**What is needed:** Scan the listing below. Report each line that includes "this".

**Records:**
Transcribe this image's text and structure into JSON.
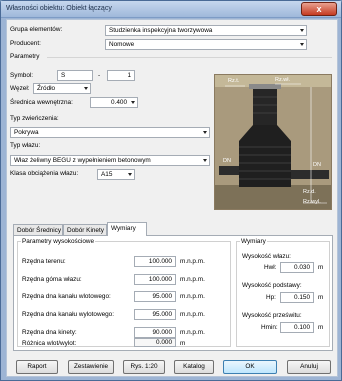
{
  "window": {
    "title": "Własności obiektu: Obiekt łączący",
    "close_label": "x"
  },
  "form": {
    "group_label": "Grupa elementów:",
    "group_value": "Studzienka inspekcyjna tworzywowa",
    "producer_label": "Producent:",
    "producer_value": "Nomowe",
    "params_label": "Parametry",
    "symbol_label": "Symbol:",
    "symbol_prefix": "S",
    "symbol_dash": "-",
    "symbol_number": "1",
    "node_label": "Węzeł:",
    "node_value": "Źródło",
    "diameter_label": "Średnica wewnętrzna:",
    "diameter_value": "0.400",
    "finish_label": "Typ zwieńczenia:",
    "finish_value": "Pokrywa",
    "manhole_label": "Typ włazu:",
    "manhole_value": "Właz żeliwny BEGU z wypełnieniem betonowym",
    "load_label": "Klasa obciążenia włazu:",
    "load_value": "A15"
  },
  "diagram": {
    "label_rz_t": "Rz.t.",
    "label_rz_wl": "Rz.wł.",
    "label_dn_left": "DN",
    "label_dn_right": "DN",
    "label_rz_d": "Rz.d.",
    "label_rz_wyl": "Rz.wyl."
  },
  "tabs": [
    {
      "label": "Dobór Średnicy"
    },
    {
      "label": "Dobór Kinety"
    },
    {
      "label": "Wymiary"
    }
  ],
  "heights": {
    "title": "Parametry wysokościowe",
    "terrain_label": "Rzędna terenu:",
    "terrain_value": "100.000",
    "top_label": "Rzędna góma włazu:",
    "top_value": "100.000",
    "inlet_label": "Rzędna dna kanału wlotowego:",
    "inlet_value": "95.000",
    "outlet_label": "Rzędna dna kanału wylotowego:",
    "outlet_value": "95.000",
    "bed_label": "Rzędna dna kinety:",
    "bed_value": "90.000",
    "diff_label": "Różnica wlot/wylot:",
    "diff_value": "0.000",
    "unit_mnpm": "m.n.p.m.",
    "unit_m": "m"
  },
  "dims": {
    "title": "Wymiary",
    "hatch_label": "Wysokość włazu:",
    "hwl_label": "Hwł:",
    "hwl_value": "0.030",
    "base_label": "Wysokość podstawy:",
    "hp_label": "Hp:",
    "hp_value": "0.150",
    "clear_label": "Wysokość prześwitu:",
    "hmin_label": "Hmin:",
    "hmin_value": "0.100",
    "unit_m": "m"
  },
  "buttons": {
    "report": "Raport",
    "summary": "Zestawienie",
    "figure": "Rys. 1:20",
    "catalog": "Katalog",
    "ok": "OK",
    "cancel": "Anuluj"
  },
  "colors": {
    "title_bar": "#a9c1e0",
    "close_button": "#c53a21",
    "manhole": "#1f1f1f",
    "ground": "#9b8e74",
    "ok_button": "#bee6fd"
  }
}
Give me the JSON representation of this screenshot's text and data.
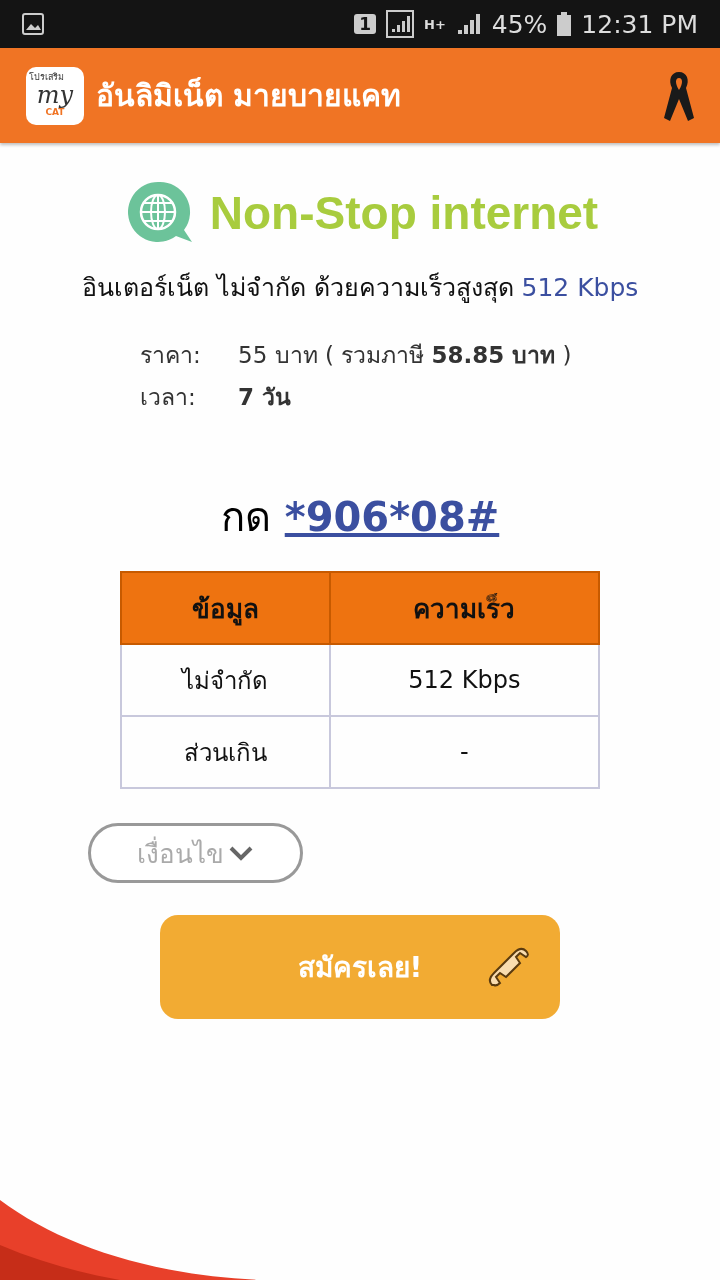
{
  "status_bar": {
    "sim": "1",
    "network": "H+",
    "battery": "45%",
    "time": "12:31 PM"
  },
  "app_bar": {
    "logo": {
      "top": "โปรเสริม",
      "main": "my",
      "bottom": "CAT"
    },
    "title": "อันลิมิเน็ต มายบายแคท"
  },
  "banner": {
    "text": "Non-Stop internet"
  },
  "headline": {
    "text": "อินเตอร์เน็ต ไม่จำกัด ด้วยความเร็วสูงสุด",
    "speed": "512 Kbps"
  },
  "details": [
    {
      "label": "ราคา:",
      "value": "55 บาท ( รวมภาษี **58.85 บาท** )"
    },
    {
      "label": "เวลา:",
      "value": "**7 วัน**"
    }
  ],
  "dial": {
    "prefix": "กด",
    "code": "*906*08#"
  },
  "table": {
    "columns": [
      "ข้อมูล",
      "ความเร็ว"
    ],
    "rows": [
      [
        "ไม่จำกัด",
        "512 Kbps"
      ],
      [
        "ส่วนเกิน",
        "-"
      ]
    ]
  },
  "conditions": {
    "label": "เงื่อนไข",
    "expanded": false
  },
  "register_button": {
    "label": "สมัครเลย!"
  }
}
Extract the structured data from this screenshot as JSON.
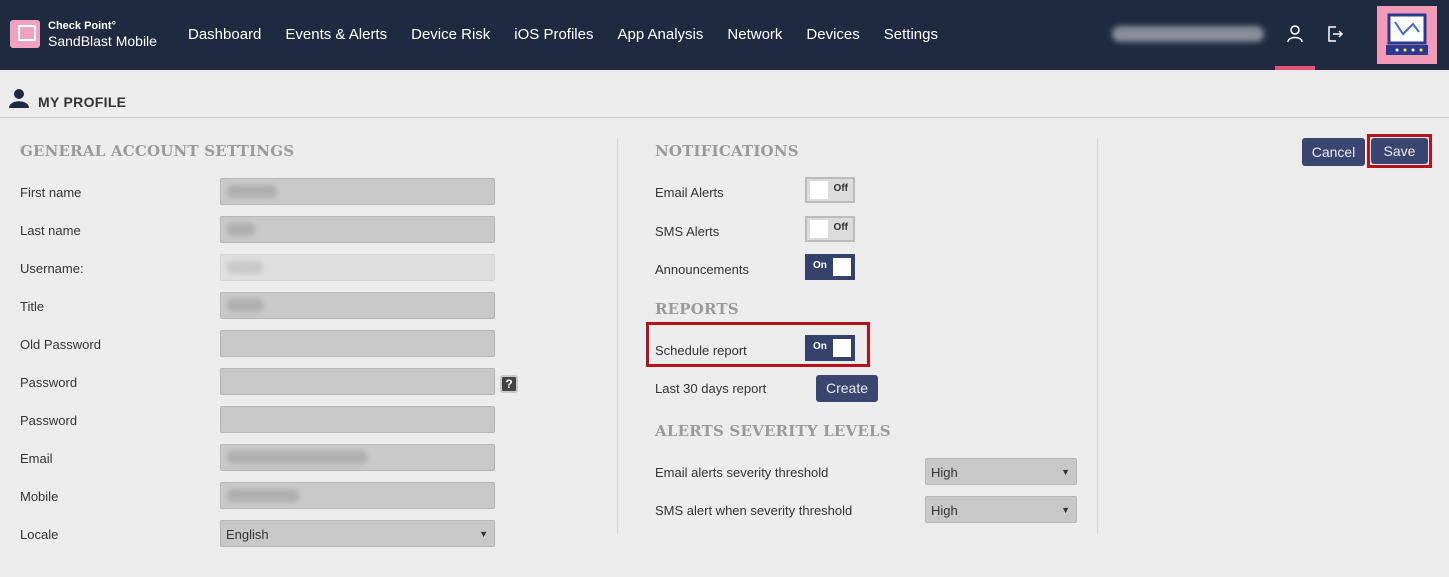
{
  "brand": {
    "line1": "Check Point°",
    "line2": "SandBlast Mobile"
  },
  "nav": [
    "Dashboard",
    "Events & Alerts",
    "Device Risk",
    "iOS Profiles",
    "App Analysis",
    "Network",
    "Devices",
    "Settings"
  ],
  "page": {
    "title": "MY PROFILE"
  },
  "general": {
    "heading": "GENERAL ACCOUNT SETTINGS",
    "labels": {
      "first_name": "First name",
      "last_name": "Last name",
      "username": "Username:",
      "title": "Title",
      "old_password": "Old Password",
      "password": "Password",
      "password_confirm": "Password",
      "email": "Email",
      "mobile": "Mobile",
      "locale": "Locale"
    },
    "locale_value": "English",
    "help_glyph": "?"
  },
  "notifications": {
    "heading": "NOTIFICATIONS",
    "email_alerts": {
      "label": "Email Alerts",
      "state": "Off"
    },
    "sms_alerts": {
      "label": "SMS Alerts",
      "state": "Off"
    },
    "announcements": {
      "label": "Announcements",
      "state": "On"
    }
  },
  "reports": {
    "heading": "REPORTS",
    "schedule": {
      "label": "Schedule report",
      "state": "On"
    },
    "last30": {
      "label": "Last 30 days report",
      "button": "Create"
    }
  },
  "severity": {
    "heading": "ALERTS SEVERITY LEVELS",
    "email_threshold": {
      "label": "Email alerts severity threshold",
      "value": "High"
    },
    "sms_threshold": {
      "label": "SMS alert when severity threshold",
      "value": "High"
    }
  },
  "actions": {
    "cancel": "Cancel",
    "save": "Save"
  },
  "colors": {
    "topbar": "#1f2a40",
    "accent": "#3b4670",
    "active_tab": "#e8537a",
    "highlight": "#b5121b"
  },
  "icons": {
    "user": "user-icon",
    "logout": "logout-icon",
    "profile": "profile-icon"
  }
}
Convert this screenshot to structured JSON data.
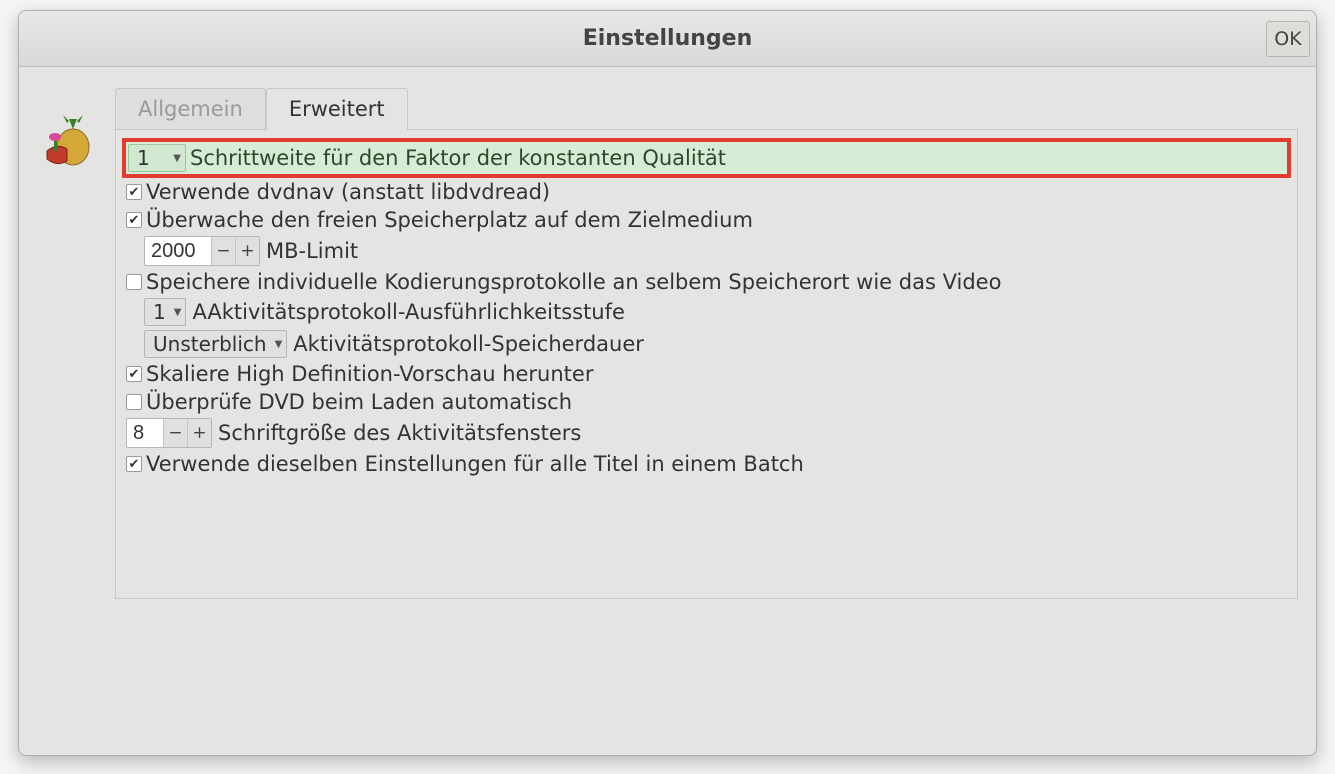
{
  "window": {
    "title": "Einstellungen",
    "ok_label": "OK"
  },
  "tabs": {
    "general": "Allgemein",
    "advanced": "Erweitert"
  },
  "settings": {
    "quality_step": {
      "value": "1",
      "label": "Schrittweite für den Faktor der konstanten Qualität"
    },
    "use_dvdnav": {
      "checked": true,
      "label": "Verwende dvdnav (anstatt libdvdread)"
    },
    "monitor_space": {
      "checked": true,
      "label": "Überwache den freien Speicherplatz auf dem Zielmedium"
    },
    "mb_limit": {
      "value": "2000",
      "label": "MB-Limit"
    },
    "store_logs": {
      "checked": false,
      "label": "Speichere individuelle Kodierungsprotokolle an selbem Speicherort wie das Video"
    },
    "log_verbosity": {
      "value": "1",
      "label": "AAktivitätsprotokoll-Ausführlichkeitsstufe"
    },
    "log_retention": {
      "value": "Unsterblich",
      "label": "Aktivitätsprotokoll-Speicherdauer"
    },
    "scale_hd": {
      "checked": true,
      "label": "Skaliere High Definition-Vorschau herunter"
    },
    "check_dvd": {
      "checked": false,
      "label": "Überprüfe DVD beim Laden automatisch"
    },
    "font_size": {
      "value": "8",
      "label": "Schriftgröße des Aktivitätsfensters"
    },
    "same_settings": {
      "checked": true,
      "label": "Verwende dieselben Einstellungen für alle Titel in einem Batch"
    }
  }
}
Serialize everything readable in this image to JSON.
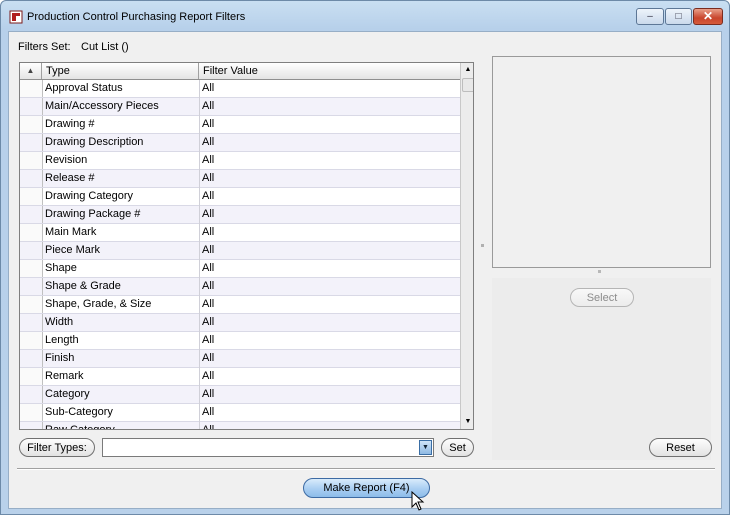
{
  "window": {
    "title": "Production Control Purchasing Report Filters",
    "controls": {
      "minimize": "–",
      "maximize": "□",
      "close": "✕"
    }
  },
  "filters_set": {
    "label": "Filters Set:",
    "value": "Cut List ()"
  },
  "table": {
    "sort_indicator": "▲",
    "columns": [
      "Type",
      "Filter Value"
    ],
    "rows": [
      {
        "type": "Approval Status",
        "value": "All"
      },
      {
        "type": "Main/Accessory Pieces",
        "value": "All"
      },
      {
        "type": "Drawing #",
        "value": "All"
      },
      {
        "type": "Drawing Description",
        "value": "All"
      },
      {
        "type": "Revision",
        "value": "All"
      },
      {
        "type": "Release #",
        "value": "All"
      },
      {
        "type": "Drawing Category",
        "value": "All"
      },
      {
        "type": "Drawing Package #",
        "value": "All"
      },
      {
        "type": "Main Mark",
        "value": "All"
      },
      {
        "type": "Piece Mark",
        "value": "All"
      },
      {
        "type": "Shape",
        "value": "All"
      },
      {
        "type": "Shape & Grade",
        "value": "All"
      },
      {
        "type": "Shape, Grade, & Size",
        "value": "All"
      },
      {
        "type": "Width",
        "value": "All"
      },
      {
        "type": "Length",
        "value": "All"
      },
      {
        "type": "Finish",
        "value": "All"
      },
      {
        "type": "Remark",
        "value": "All"
      },
      {
        "type": "Category",
        "value": "All"
      },
      {
        "type": "Sub-Category",
        "value": "All"
      },
      {
        "type": "Raw Category",
        "value": "All"
      }
    ],
    "scroll_up": "▲",
    "scroll_down": "▼"
  },
  "controls": {
    "filter_types_label": "Filter Types:",
    "combo_value": "",
    "combo_arrow": "▼",
    "set_label": "Set",
    "select_label": "Select",
    "reset_label": "Reset",
    "make_report_label": "Make Report (F4)"
  },
  "colors": {
    "title_gradient_top": "#c9dff2",
    "make_report_button": "#a9cef2",
    "close_button": "#c8452d"
  }
}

**Response:**
Transcribe this image's text and structure into JSON.
Give me the JSON representation of this screenshot's text and data.
Extract the structured data from this screenshot as JSON.
Convert this screenshot to structured JSON data.
Serialize everything readable in this image to JSON.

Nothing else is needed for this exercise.